### THE PROBLEM
Your task is to print all of the material verbatim.

### ENTRIES SHOWN

====================

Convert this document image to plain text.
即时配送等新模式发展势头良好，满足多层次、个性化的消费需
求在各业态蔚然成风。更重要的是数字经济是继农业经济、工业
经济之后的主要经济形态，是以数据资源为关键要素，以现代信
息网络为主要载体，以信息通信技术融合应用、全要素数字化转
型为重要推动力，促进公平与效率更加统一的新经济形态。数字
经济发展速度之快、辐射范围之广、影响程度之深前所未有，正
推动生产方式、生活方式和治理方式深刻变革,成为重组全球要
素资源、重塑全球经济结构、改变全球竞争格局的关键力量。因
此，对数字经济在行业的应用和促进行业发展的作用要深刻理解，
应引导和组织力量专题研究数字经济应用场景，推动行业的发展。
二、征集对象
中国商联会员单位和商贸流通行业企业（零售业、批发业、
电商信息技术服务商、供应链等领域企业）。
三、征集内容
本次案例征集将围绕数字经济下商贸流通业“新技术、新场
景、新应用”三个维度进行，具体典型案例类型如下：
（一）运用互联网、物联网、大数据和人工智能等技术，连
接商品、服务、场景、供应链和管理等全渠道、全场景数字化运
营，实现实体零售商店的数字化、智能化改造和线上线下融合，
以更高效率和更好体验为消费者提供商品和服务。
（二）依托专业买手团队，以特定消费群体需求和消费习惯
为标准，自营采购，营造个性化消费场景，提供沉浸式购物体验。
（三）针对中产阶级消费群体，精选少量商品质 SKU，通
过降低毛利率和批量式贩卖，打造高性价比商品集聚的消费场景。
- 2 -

====================

### CORRECT ANSWER
Convert this document image to plain text.
即时配送等新模式发展势头良好，满足多层次、个性化的消费需
求在各业态蔚然成风。更重要的是数字经济是继农业经济、工业
经济之后的主要经济形态，是以数据资源为关键要素，以现代信
息网络为主要载体，以信息通信技术融合应用、全要素数字化转
型为重要推动力，促进公平与效率更加统一的新经济形态。数字
经济发展速度之快、辐射范围之广、影响程度之深前所未有，正
推动生产方式、生活方式和治理方式深刻变革,成为重组全球要
素资源、重塑全球经济结构、改变全球竞争格局的关键力量。因
此，对数字经济在行业的应用和促进行业发展的作用要深刻理解，
应引导和组织力量专题研究数字经济应用场景，推动行业的发展。
二、征集对象
中国商联会员单位和商贸流通行业企业（零售业、批发业、
电商信息技术服务商、供应链等领域企业）。
三、征集内容
本次案例征集将围绕数字经济下商贸流通业“新技术、新场
景、新应用”三个维度进行，具体典型案例类型如下：
（一）运用互联网、物联网、大数据和人工智能等技术，连
接商品、服务、场景、供应链和管理等全渠道、全场景数字化运
营，实现实体零售商店的数字化、智能化改造和线上线下融合，
以更高效率和更好体验为消费者提供商品和服务。
（二）依托专业买手团队，以特定消费群体需求和消费习惯
为标准，自营采购，营造个性化消费场景，提供沉浸式购物体验。
（三）针对中产阶级消费群体，精选少量商品质 SKU，通
过降低毛利率和批量式贩卖，打造高性价比商品集聚的消费场景。
- 2 -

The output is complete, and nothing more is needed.